── Data in this exercise ──

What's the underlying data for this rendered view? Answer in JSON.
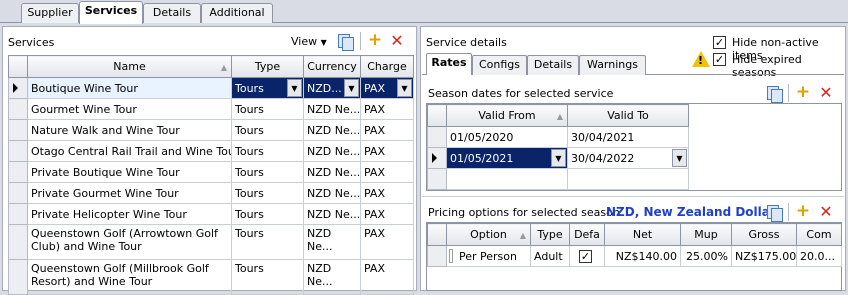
{
  "top_tabs": [
    "Supplier",
    "Services",
    "Details",
    "Additional"
  ],
  "services_panel": {
    "title": "Services",
    "view_label": "View",
    "columns": {
      "name": "Name",
      "type": "Type",
      "currency": "Currency",
      "charge": "Charge"
    },
    "rows": [
      {
        "name": "Boutique Wine Tour",
        "type": "Tours",
        "currency": "NZD...",
        "charge": "PAX"
      },
      {
        "name": "Gourmet Wine Tour",
        "type": "Tours",
        "currency": "NZD Ne...",
        "charge": "PAX"
      },
      {
        "name": "Nature Walk and Wine Tour",
        "type": "Tours",
        "currency": "NZD Ne...",
        "charge": "PAX"
      },
      {
        "name": "Otago Central Rail Trail and Wine Tour",
        "type": "Tours",
        "currency": "NZD Ne...",
        "charge": "PAX"
      },
      {
        "name": "Private Boutique Wine Tour",
        "type": "Tours",
        "currency": "NZD Ne...",
        "charge": "PAX"
      },
      {
        "name": "Private Gourmet Wine Tour",
        "type": "Tours",
        "currency": "NZD Ne...",
        "charge": "PAX"
      },
      {
        "name": "Private Helicopter Wine Tour",
        "type": "Tours",
        "currency": "NZD Ne...",
        "charge": "PAX"
      },
      {
        "name": "Queenstown Golf (Arrowtown Golf Club) and Wine Tour",
        "type": "Tours",
        "currency": "NZD Ne...",
        "charge": "PAX"
      },
      {
        "name": "Queenstown Golf (Millbrook Golf Resort) and Wine Tour",
        "type": "Tours",
        "currency": "NZD Ne...",
        "charge": "PAX"
      }
    ]
  },
  "service_details": {
    "title": "Service details",
    "hide_non_active": {
      "label": "Hide non-active items",
      "checked": true
    },
    "hide_expired": {
      "label": "Hide expired seasons",
      "checked": true
    },
    "tabs": [
      "Rates",
      "Configs",
      "Details",
      "Warnings"
    ],
    "seasons": {
      "title": "Season dates for selected service",
      "columns": {
        "from": "Valid From",
        "to": "Valid To"
      },
      "rows": [
        {
          "from": "01/05/2020",
          "to": "30/04/2021"
        },
        {
          "from": "01/05/2021",
          "to": "30/04/2022"
        }
      ]
    },
    "pricing": {
      "title": "Pricing options for selected season.",
      "currency": "NZD, New Zealand Dollar",
      "columns": {
        "option": "Option",
        "type": "Type",
        "default": "Defa",
        "net": "Net",
        "mup": "Mup",
        "gross": "Gross",
        "com": "Com"
      },
      "rows": [
        {
          "option": "Per Person",
          "type": "Adult",
          "default": "✓",
          "net": "NZ$140.00",
          "mup": "25.00%",
          "gross": "NZ$175.00",
          "com": "20.0..."
        }
      ]
    }
  },
  "colors": {
    "selection": "#0a246a",
    "currency_text": "#1f3fc9",
    "add": "#e0a000",
    "delete": "#d6281c"
  }
}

───

Task objective:
Tell how many lines in the material above include the word "Gourmet", giving the number only.

Written response:
2